[Begin ITEMS]
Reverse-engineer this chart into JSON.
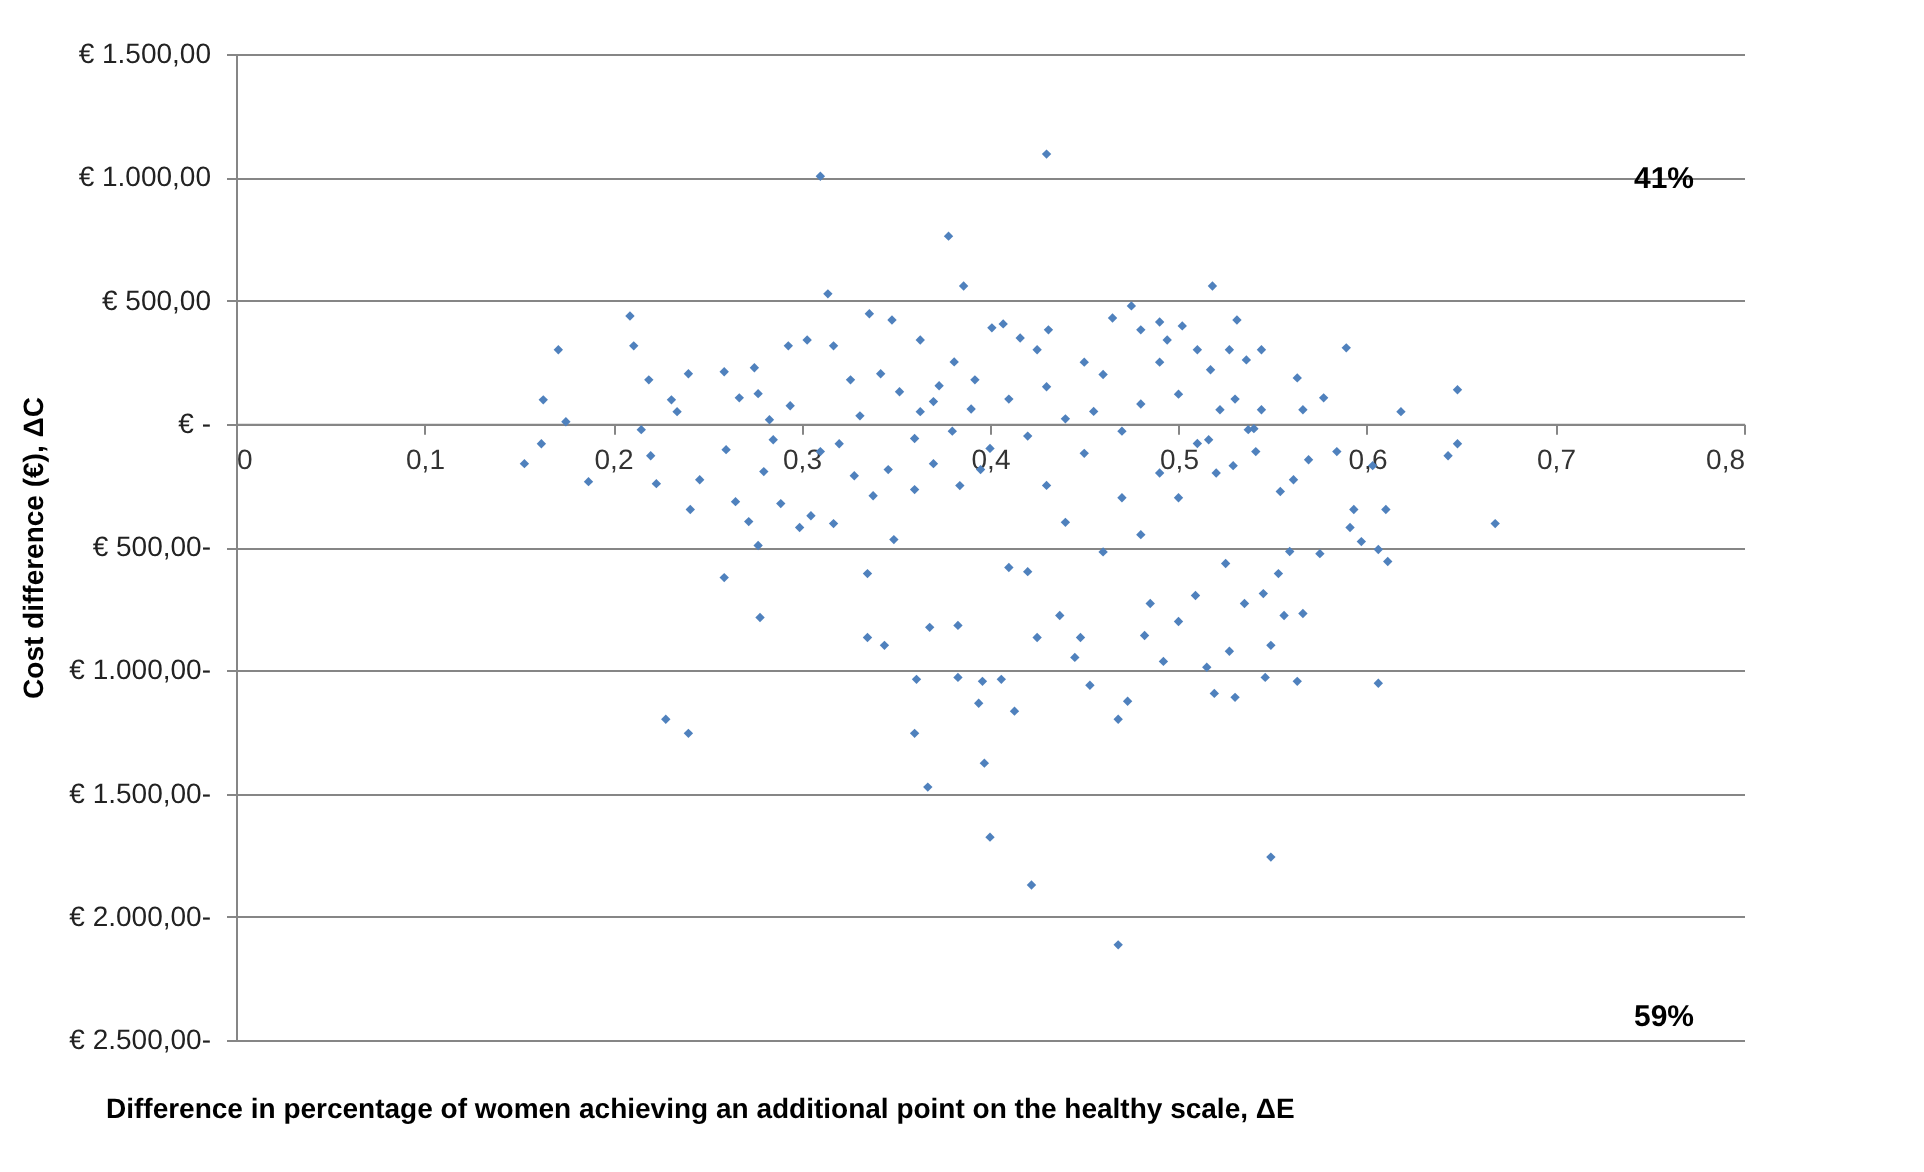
{
  "chart_data": {
    "type": "scatter",
    "xlabel": "Difference in percentage of women achieving an additional point on the healthy scale, ΔE",
    "ylabel": "Cost difference (€), ΔC",
    "x": [
      0.31,
      0.43,
      0.378,
      0.386,
      0.314,
      0.518,
      0.209,
      0.211,
      0.171,
      0.163,
      0.175,
      0.162,
      0.153,
      0.187,
      0.219,
      0.215,
      0.22,
      0.223,
      0.231,
      0.228,
      0.24,
      0.259,
      0.278,
      0.277,
      0.335,
      0.335,
      0.344,
      0.361,
      0.36,
      0.367,
      0.368,
      0.383,
      0.383,
      0.396,
      0.397,
      0.394,
      0.4,
      0.41,
      0.422,
      0.468,
      0.549,
      0.606,
      0.611,
      0.668,
      0.563,
      0.546,
      0.53,
      0.519,
      0.515,
      0.527,
      0.549,
      0.566,
      0.553,
      0.575,
      0.606,
      0.492,
      0.473,
      0.468,
      0.453,
      0.445,
      0.413,
      0.406,
      0.425,
      0.437,
      0.448,
      0.482,
      0.485,
      0.5,
      0.509,
      0.525,
      0.535,
      0.545,
      0.556,
      0.591,
      0.597,
      0.559,
      0.589,
      0.648,
      0.618,
      0.648,
      0.643,
      0.531,
      0.544,
      0.465,
      0.475,
      0.49,
      0.502,
      0.563,
      0.577,
      0.566,
      0.584,
      0.603,
      0.593,
      0.61,
      0.561,
      0.554,
      0.569,
      0.544,
      0.536,
      0.527,
      0.517,
      0.522,
      0.537,
      0.541,
      0.529,
      0.516,
      0.401,
      0.407,
      0.431,
      0.416,
      0.48,
      0.494,
      0.24,
      0.259,
      0.275,
      0.293,
      0.303,
      0.317,
      0.336,
      0.348,
      0.363,
      0.234,
      0.26,
      0.241,
      0.246,
      0.265,
      0.272,
      0.28,
      0.289,
      0.299,
      0.305,
      0.285,
      0.294,
      0.267,
      0.277,
      0.283,
      0.31,
      0.32,
      0.331,
      0.326,
      0.342,
      0.352,
      0.363,
      0.373,
      0.381,
      0.392,
      0.346,
      0.36,
      0.338,
      0.328,
      0.37,
      0.384,
      0.395,
      0.317,
      0.349,
      0.41,
      0.42,
      0.43,
      0.44,
      0.45,
      0.46,
      0.47,
      0.48,
      0.49,
      0.5,
      0.51,
      0.45,
      0.43,
      0.47,
      0.5,
      0.52,
      0.4,
      0.39,
      0.38,
      0.37,
      0.36,
      0.44,
      0.48,
      0.46,
      0.42,
      0.455,
      0.425,
      0.49,
      0.51,
      0.53,
      0.54
    ],
    "values": [
      1004,
      1094,
      761,
      559,
      527,
      559,
      437,
      316,
      300,
      97,
      8,
      -81,
      -162,
      -235,
      178,
      -24,
      -130,
      -243,
      97,
      -1199,
      -1256,
      -624,
      -786,
      -494,
      -608,
      -867,
      -899,
      -1037,
      -1256,
      -1474,
      -826,
      -1029,
      -818,
      -1045,
      -1377,
      -1134,
      -1677,
      -583,
      -1871,
      -2114,
      -1758,
      -1053,
      -559,
      -405,
      -1045,
      -1029,
      -1110,
      -1094,
      -988,
      -923,
      -899,
      -770,
      -608,
      -527,
      -510,
      -964,
      -1126,
      -1199,
      -1061,
      -948,
      -1166,
      -1037,
      -867,
      -778,
      -867,
      -859,
      -729,
      -802,
      -697,
      -567,
      -729,
      -689,
      -778,
      -421,
      -478,
      -518,
      308,
      138,
      49,
      -81,
      -130,
      421,
      300,
      429,
      478,
      413,
      397,
      186,
      105,
      57,
      -113,
      -170,
      -348,
      -348,
      -227,
      -275,
      -146,
      57,
      259,
      300,
      219,
      57,
      -24,
      -113,
      -170,
      -65,
      389,
      405,
      381,
      348,
      381,
      340,
      203,
      211,
      227,
      316,
      340,
      316,
      446,
      421,
      340,
      49,
      -105,
      -348,
      -227,
      -316,
      -397,
      -194,
      -324,
      -421,
      -373,
      -65,
      73,
      105,
      122,
      16,
      -113,
      -81,
      32,
      178,
      203,
      130,
      49,
      154,
      251,
      178,
      -186,
      -267,
      -292,
      -211,
      -162,
      -251,
      -186,
      -405,
      -470,
      100,
      -50,
      150,
      20,
      -120,
      200,
      -30,
      80,
      -200,
      120,
      -80,
      250,
      -250,
      -300,
      -300,
      -200,
      -100,
      60,
      -30,
      90,
      -60,
      -400,
      -450,
      -520,
      -600,
      50,
      300,
      250,
      300,
      100,
      -20
    ],
    "color": "#4f81bd",
    "marker": "diamond",
    "xlim": [
      0,
      0.8
    ],
    "xticks": [
      0,
      {
        "value": 0.1,
        "label": "0,1"
      },
      {
        "value": 0.2,
        "label": "0,2"
      },
      {
        "value": 0.3,
        "label": "0,3"
      },
      {
        "value": 0.4,
        "label": "0,4"
      },
      {
        "value": 0.5,
        "label": "0,5"
      },
      {
        "value": 0.6,
        "label": "0,6"
      },
      {
        "value": 0.7,
        "label": "0,7"
      },
      {
        "value": 0.8,
        "label": "0,8"
      }
    ],
    "ylim": [
      -2500,
      1500
    ],
    "yticks": [
      {
        "value": 1500,
        "label": "€ 1.500,00"
      },
      {
        "value": 1000,
        "label": "€ 1.000,00"
      },
      {
        "value": 500,
        "label": "€ 500,00"
      },
      {
        "value": 0,
        "label": "€ -"
      },
      {
        "value": -500,
        "label": "€ 500,00-"
      },
      {
        "value": -1000,
        "label": "€ 1.000,00-"
      },
      {
        "value": -1500,
        "label": "€ 1.500,00-"
      },
      {
        "value": -2000,
        "label": "€ 2.000,00-"
      },
      {
        "value": -2500,
        "label": "€ 2.500,00-"
      }
    ],
    "grid": "y",
    "annotations": [
      "41%",
      "59%"
    ]
  }
}
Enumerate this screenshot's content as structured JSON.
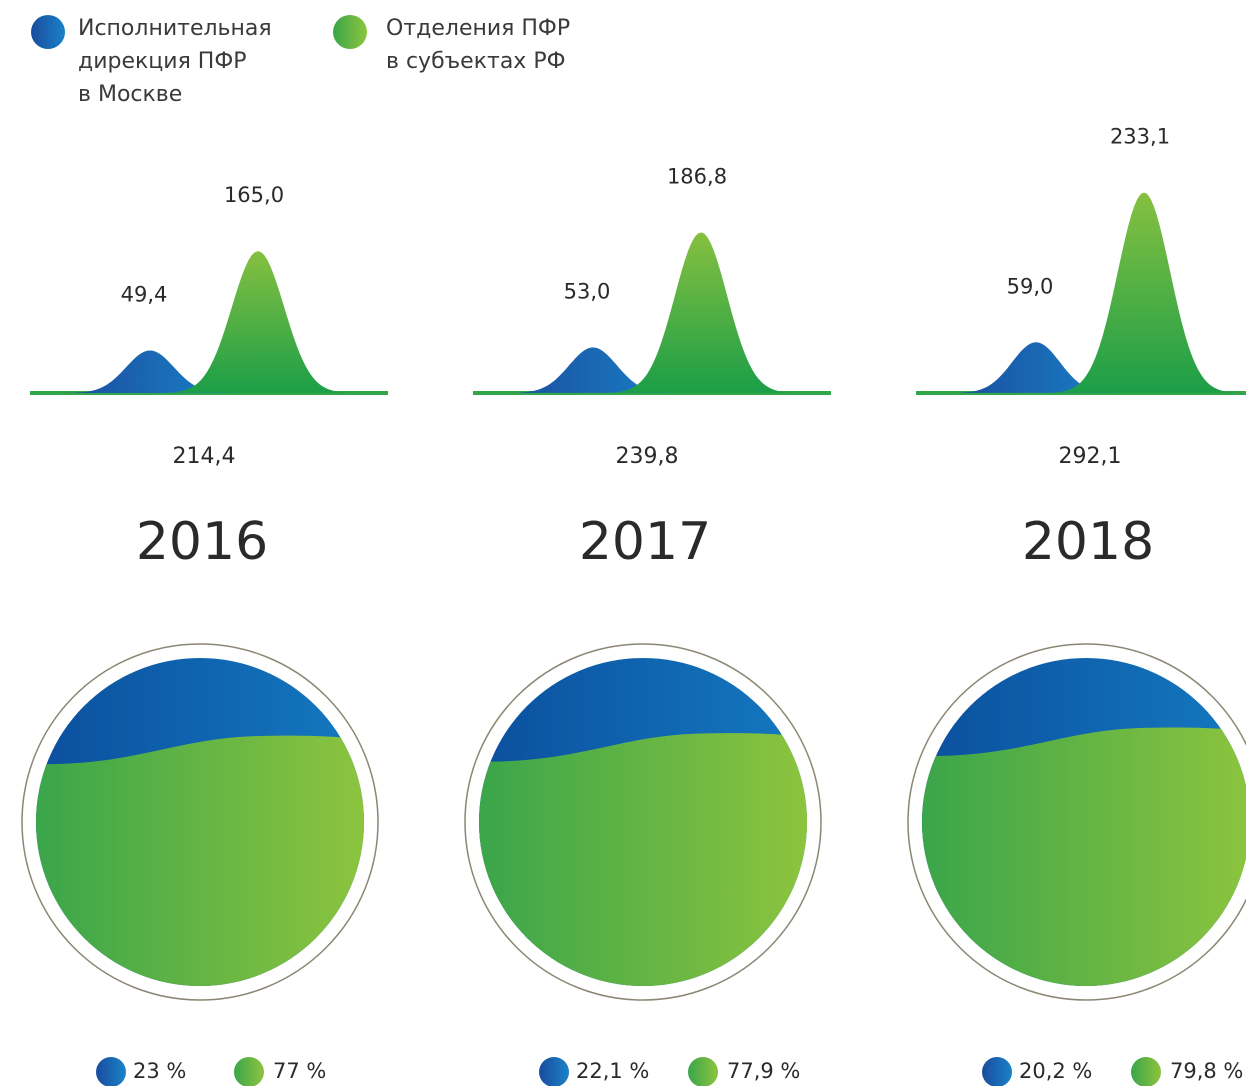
{
  "chart_data": {
    "type": "bell",
    "categories": [
      "2016",
      "2017",
      "2018"
    ],
    "series": [
      {
        "name": "Исполнительная\nдирекция ПФР\nв Москве",
        "color": "#0b5bab",
        "values": [
          49.4,
          53.0,
          59.0
        ],
        "value_labels": [
          "49,4",
          "53,0",
          "59,0"
        ],
        "shares": [
          23,
          22.1,
          20.2
        ],
        "share_labels": [
          "23 %",
          "22,1 %",
          "20,2 %"
        ]
      },
      {
        "name": "Отделения ПФР\nв субъектах РФ",
        "color": "#3aa84a",
        "values": [
          165.0,
          186.8,
          233.1
        ],
        "value_labels": [
          "165,0",
          "186,8",
          "233,1"
        ],
        "shares": [
          77,
          77.9,
          79.8
        ],
        "share_labels": [
          "77 %",
          "77,9 %",
          "79,8 %"
        ]
      }
    ],
    "totals": [
      214.4,
      239.8,
      292.1
    ],
    "total_labels": [
      "214,4",
      "239,8",
      "292,1"
    ]
  }
}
[End ITEMS]
Omit all pictures while transcribing the entries verbatim.

Reverse-engineer this chart into JSON.
{
  "chart_data": {
    "type": "scatter",
    "xlabel": "Difference in percentage of women achieving an additional point on the healthy scale, ΔE",
    "ylabel": "Cost difference (€), ΔC",
    "x": [
      0.31,
      0.43,
      0.378,
      0.386,
      0.314,
      0.518,
      0.209,
      0.211,
      0.171,
      0.163,
      0.175,
      0.162,
      0.153,
      0.187,
      0.219,
      0.215,
      0.22,
      0.223,
      0.231,
      0.228,
      0.24,
      0.259,
      0.278,
      0.277,
      0.335,
      0.335,
      0.344,
      0.361,
      0.36,
      0.367,
      0.368,
      0.383,
      0.383,
      0.396,
      0.397,
      0.394,
      0.4,
      0.41,
      0.422,
      0.468,
      0.549,
      0.606,
      0.611,
      0.668,
      0.563,
      0.546,
      0.53,
      0.519,
      0.515,
      0.527,
      0.549,
      0.566,
      0.553,
      0.575,
      0.606,
      0.492,
      0.473,
      0.468,
      0.453,
      0.445,
      0.413,
      0.406,
      0.425,
      0.437,
      0.448,
      0.482,
      0.485,
      0.5,
      0.509,
      0.525,
      0.535,
      0.545,
      0.556,
      0.591,
      0.597,
      0.559,
      0.589,
      0.648,
      0.618,
      0.648,
      0.643,
      0.531,
      0.544,
      0.465,
      0.475,
      0.49,
      0.502,
      0.563,
      0.577,
      0.566,
      0.584,
      0.603,
      0.593,
      0.61,
      0.561,
      0.554,
      0.569,
      0.544,
      0.536,
      0.527,
      0.517,
      0.522,
      0.537,
      0.541,
      0.529,
      0.516,
      0.401,
      0.407,
      0.431,
      0.416,
      0.48,
      0.494,
      0.24,
      0.259,
      0.275,
      0.293,
      0.303,
      0.317,
      0.336,
      0.348,
      0.363,
      0.234,
      0.26,
      0.241,
      0.246,
      0.265,
      0.272,
      0.28,
      0.289,
      0.299,
      0.305,
      0.285,
      0.294,
      0.267,
      0.277,
      0.283,
      0.31,
      0.32,
      0.331,
      0.326,
      0.342,
      0.352,
      0.363,
      0.373,
      0.381,
      0.392,
      0.346,
      0.36,
      0.338,
      0.328,
      0.37,
      0.384,
      0.395,
      0.317,
      0.349,
      0.41,
      0.42,
      0.43,
      0.44,
      0.45,
      0.46,
      0.47,
      0.48,
      0.49,
      0.5,
      0.51,
      0.45,
      0.43,
      0.47,
      0.5,
      0.52,
      0.4,
      0.39,
      0.38,
      0.37,
      0.36,
      0.44,
      0.48,
      0.46,
      0.42,
      0.455,
      0.425,
      0.49,
      0.51,
      0.53,
      0.54
    ],
    "values": [
      1004,
      1094,
      761,
      559,
      527,
      559,
      437,
      316,
      300,
      97,
      8,
      -81,
      -162,
      -235,
      178,
      -24,
      -130,
      -243,
      97,
      -1199,
      -1256,
      -624,
      -786,
      -494,
      -608,
      -867,
      -899,
      -1037,
      -1256,
      -1474,
      -826,
      -1029,
      -818,
      -1045,
      -1377,
      -1134,
      -1677,
      -583,
      -1871,
      -2114,
      -1758,
      -1053,
      -559,
      -405,
      -1045,
      -1029,
      -1110,
      -1094,
      -988,
      -923,
      -899,
      -770,
      -608,
      -527,
      -510,
      -964,
      -1126,
      -1199,
      -1061,
      -948,
      -1166,
      -1037,
      -867,
      -778,
      -867,
      -859,
      -729,
      -802,
      -697,
      -567,
      -729,
      -689,
      -778,
      -421,
      -478,
      -518,
      308,
      138,
      49,
      -81,
      -130,
      421,
      300,
      429,
      478,
      413,
      397,
      186,
      105,
      57,
      -113,
      -170,
      -348,
      -348,
      -227,
      -275,
      -146,
      57,
      259,
      300,
      219,
      57,
      -24,
      -113,
      -170,
      -65,
      389,
      405,
      381,
      348,
      381,
      340,
      203,
      211,
      227,
      316,
      340,
      316,
      446,
      421,
      340,
      49,
      -105,
      -348,
      -227,
      -316,
      -397,
      -194,
      -324,
      -421,
      -373,
      -65,
      73,
      105,
      122,
      16,
      -113,
      -81,
      32,
      178,
      203,
      130,
      49,
      154,
      251,
      178,
      -186,
      -267,
      -292,
      -211,
      -162,
      -251,
      -186,
      -405,
      -470,
      100,
      -50,
      150,
      20,
      -120,
      200,
      -30,
      80,
      -200,
      120,
      -80,
      250,
      -250,
      -300,
      -300,
      -200,
      -100,
      60,
      -30,
      90,
      -60,
      -400,
      -450,
      -520,
      -600,
      50,
      300,
      250,
      300,
      100,
      -20
    ],
    "color": "#4f81bd",
    "marker": "diamond",
    "xlim": [
      0,
      0.8
    ],
    "xticks": [
      0,
      {
        "value": 0.1,
        "label": "0,1"
      },
      {
        "value": 0.2,
        "label": "0,2"
      },
      {
        "value": 0.3,
        "label": "0,3"
      },
      {
        "value": 0.4,
        "label": "0,4"
      },
      {
        "value": 0.5,
        "label": "0,5"
      },
      {
        "value": 0.6,
        "label": "0,6"
      },
      {
        "value": 0.7,
        "label": "0,7"
      },
      {
        "value": 0.8,
        "label": "0,8"
      }
    ],
    "ylim": [
      -2500,
      1500
    ],
    "yticks": [
      {
        "value": 1500,
        "label": "€ 1.500,00"
      },
      {
        "value": 1000,
        "label": "€ 1.000,00"
      },
      {
        "value": 500,
        "label": "€ 500,00"
      },
      {
        "value": 0,
        "label": "€ -"
      },
      {
        "value": -500,
        "label": "€ 500,00-"
      },
      {
        "value": -1000,
        "label": "€ 1.000,00-"
      },
      {
        "value": -1500,
        "label": "€ 1.500,00-"
      },
      {
        "value": -2000,
        "label": "€ 2.000,00-"
      },
      {
        "value": -2500,
        "label": "€ 2.500,00-"
      }
    ],
    "grid": "y",
    "annotations": [
      "41%",
      "59%"
    ]
  }
}
Enumerate this screenshot's content as structured JSON.
{
  "chart_data": {
    "type": "bell",
    "categories": [
      "2016",
      "2017",
      "2018"
    ],
    "series": [
      {
        "name": "Исполнительная\nдирекция ПФР\nв Москве",
        "color": "#0b5bab",
        "values": [
          49.4,
          53.0,
          59.0
        ],
        "value_labels": [
          "49,4",
          "53,0",
          "59,0"
        ],
        "shares": [
          23,
          22.1,
          20.2
        ],
        "share_labels": [
          "23 %",
          "22,1 %",
          "20,2 %"
        ]
      },
      {
        "name": "Отделения ПФР\nв субъектах РФ",
        "color": "#3aa84a",
        "values": [
          165.0,
          186.8,
          233.1
        ],
        "value_labels": [
          "165,0",
          "186,8",
          "233,1"
        ],
        "shares": [
          77,
          77.9,
          79.8
        ],
        "share_labels": [
          "77 %",
          "77,9 %",
          "79,8 %"
        ]
      }
    ],
    "totals": [
      214.4,
      239.8,
      292.1
    ],
    "total_labels": [
      "214,4",
      "239,8",
      "292,1"
    ]
  }
}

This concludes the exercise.